▸ 原文抜粋
◆ ◆ ◆ ◆
2012年11月13日

なぜ、いい税理士を顧問にすると、銀行はお金を貸したがるのか

なぜ、いい税理士を顧問にすると、銀行はお金を貸したがるのか
広瀬元義 著

なぜ、いい税理士を顧問にすると、銀行はお金を貸したがるのか



<資金繰りの本です>
変わった題名の本ですね。私自身20年ほど銀行員をやっていました。正直なところ、この本の題名は好きになれないのですが、内容は気になります。

本書は、前半で会社の資金繰りの大切さを説き、中盤で銀行との付き合い方を解説、後半は資金繰り・銀行融資に税理士活用を勧めるという構成となっていました。



<賛同しかねる記述も>
資金繰りはとても重要ですし、日頃から銀行と良好な関係を築くことも大切です。そして、経営に税理士を活用しようというお話も大歓迎なのですが、「それは違うでしょ」と賛同しかねる記述も散見されました。

~例えば~
・銀行マンの稼ぎ・・・一先の融資額600万円×担当先数50×金利2%=年間600万円
 (1件あたりの融資額が低すぎますし、調達金利が全く考慮されていません)
◆ ◆ ◆ ◆
データセットの行
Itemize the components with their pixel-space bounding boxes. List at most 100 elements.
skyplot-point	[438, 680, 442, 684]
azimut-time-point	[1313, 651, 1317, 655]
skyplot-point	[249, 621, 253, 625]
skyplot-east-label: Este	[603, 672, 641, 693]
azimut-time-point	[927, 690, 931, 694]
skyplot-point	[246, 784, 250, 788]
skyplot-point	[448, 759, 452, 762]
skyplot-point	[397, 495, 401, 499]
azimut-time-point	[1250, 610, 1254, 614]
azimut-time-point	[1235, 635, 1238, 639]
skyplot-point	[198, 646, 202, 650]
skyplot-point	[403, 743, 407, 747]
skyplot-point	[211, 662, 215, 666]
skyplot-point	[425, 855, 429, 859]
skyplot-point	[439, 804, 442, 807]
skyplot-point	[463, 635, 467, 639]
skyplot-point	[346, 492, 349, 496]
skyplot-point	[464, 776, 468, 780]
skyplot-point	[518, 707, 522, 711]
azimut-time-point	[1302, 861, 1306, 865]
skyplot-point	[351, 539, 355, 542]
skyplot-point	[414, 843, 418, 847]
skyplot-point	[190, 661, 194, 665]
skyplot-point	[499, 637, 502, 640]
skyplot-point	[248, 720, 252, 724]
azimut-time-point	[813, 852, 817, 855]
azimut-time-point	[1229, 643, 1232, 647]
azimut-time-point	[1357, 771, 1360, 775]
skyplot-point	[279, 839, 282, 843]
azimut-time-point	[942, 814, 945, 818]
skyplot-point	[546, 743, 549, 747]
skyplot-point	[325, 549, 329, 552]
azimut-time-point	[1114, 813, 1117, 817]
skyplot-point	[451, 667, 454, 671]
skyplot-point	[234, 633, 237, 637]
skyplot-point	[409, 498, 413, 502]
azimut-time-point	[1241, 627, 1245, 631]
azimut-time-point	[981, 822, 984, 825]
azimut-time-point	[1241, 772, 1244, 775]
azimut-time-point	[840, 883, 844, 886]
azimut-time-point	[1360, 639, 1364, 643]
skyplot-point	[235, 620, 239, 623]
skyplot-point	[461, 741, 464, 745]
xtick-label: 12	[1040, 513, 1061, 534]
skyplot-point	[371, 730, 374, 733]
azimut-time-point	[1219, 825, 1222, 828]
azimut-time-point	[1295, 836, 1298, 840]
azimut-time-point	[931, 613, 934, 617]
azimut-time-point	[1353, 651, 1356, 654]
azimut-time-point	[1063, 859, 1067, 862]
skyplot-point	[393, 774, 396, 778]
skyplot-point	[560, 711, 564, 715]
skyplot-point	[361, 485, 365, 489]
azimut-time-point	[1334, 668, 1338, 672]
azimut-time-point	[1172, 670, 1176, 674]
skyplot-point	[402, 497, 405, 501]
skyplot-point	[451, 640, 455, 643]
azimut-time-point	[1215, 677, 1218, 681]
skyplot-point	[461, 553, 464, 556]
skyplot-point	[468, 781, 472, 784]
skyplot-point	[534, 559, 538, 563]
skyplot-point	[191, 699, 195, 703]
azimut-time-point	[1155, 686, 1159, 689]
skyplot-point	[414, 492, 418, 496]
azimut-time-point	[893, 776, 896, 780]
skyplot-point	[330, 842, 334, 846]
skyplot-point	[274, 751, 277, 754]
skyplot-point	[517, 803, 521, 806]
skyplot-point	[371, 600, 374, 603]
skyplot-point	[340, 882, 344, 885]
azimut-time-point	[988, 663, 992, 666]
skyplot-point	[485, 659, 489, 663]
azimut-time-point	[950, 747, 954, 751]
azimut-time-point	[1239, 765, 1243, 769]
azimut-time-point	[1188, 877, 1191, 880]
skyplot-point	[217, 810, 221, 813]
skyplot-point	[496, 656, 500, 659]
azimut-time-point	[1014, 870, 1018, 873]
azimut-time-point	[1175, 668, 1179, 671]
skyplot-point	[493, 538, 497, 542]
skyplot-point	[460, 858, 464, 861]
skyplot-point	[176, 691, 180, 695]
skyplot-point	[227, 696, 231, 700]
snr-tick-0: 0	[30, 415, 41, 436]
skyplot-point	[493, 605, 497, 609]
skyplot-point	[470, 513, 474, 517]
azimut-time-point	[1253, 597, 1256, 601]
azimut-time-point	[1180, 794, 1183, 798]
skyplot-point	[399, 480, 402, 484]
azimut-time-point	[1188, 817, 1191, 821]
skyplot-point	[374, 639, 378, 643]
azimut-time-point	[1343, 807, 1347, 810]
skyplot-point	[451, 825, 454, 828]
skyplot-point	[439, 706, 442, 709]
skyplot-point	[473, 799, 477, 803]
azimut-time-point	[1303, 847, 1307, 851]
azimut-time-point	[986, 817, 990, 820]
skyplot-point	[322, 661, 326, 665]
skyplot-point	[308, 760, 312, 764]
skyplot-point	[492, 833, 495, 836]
◆ ◆ ◆ ◆
税理士と銀行融資を扱った本の書評を、末尾の括弧書きの後から書き継ぐ。

・経理の完全外注化・・・銀行マンからみると第3者の目が行き届き正当な会計が行われている
 (経理を自社でできない会社は、他人に頼まなければ自社の経営状態を把握できない会社では?)

・決算書を赤字にしない方法・・・・例えば減価償却を止める・・・良い税理士なら粉飾せずに黒字にする方法を提案・・・
 (これはやってはいけません。銀行員だって減価償却のチェックぐらいします!)
 (そもそも、会計の手法により赤字を黒字に見せようという姿勢自体が問題では?)

せっかく、資金繰り~銀行対応等良いお話が書いてあるのに、少し残念です。



<融資を引き出せるのは経営者の姿勢と熱意>
担当する税理士の違いで、融資の可否が分かれるのか? 私はそんなことは無いし、あって欲しくないと思います。

小手先の技術で見栄えの良い決算書を作る事に労力を裂くよりも、融資の可否にもっと直接的に影響する事があります。それは経営者の「姿勢」であり事業への「熱意」です。

①自社のビジネスモデル(儲けを生み出す基本的仕組み)を明瞭に説明する。
②今回の借入れに係る資金需要がなぜ生じるのか、明確にする。
③将来の事業の展望とその収益から生じる返済余力を合理的に説明する。
④将来の事業の進展に向け、実際に従業員一同一丸となって取り組んでいる姿勢を見せる。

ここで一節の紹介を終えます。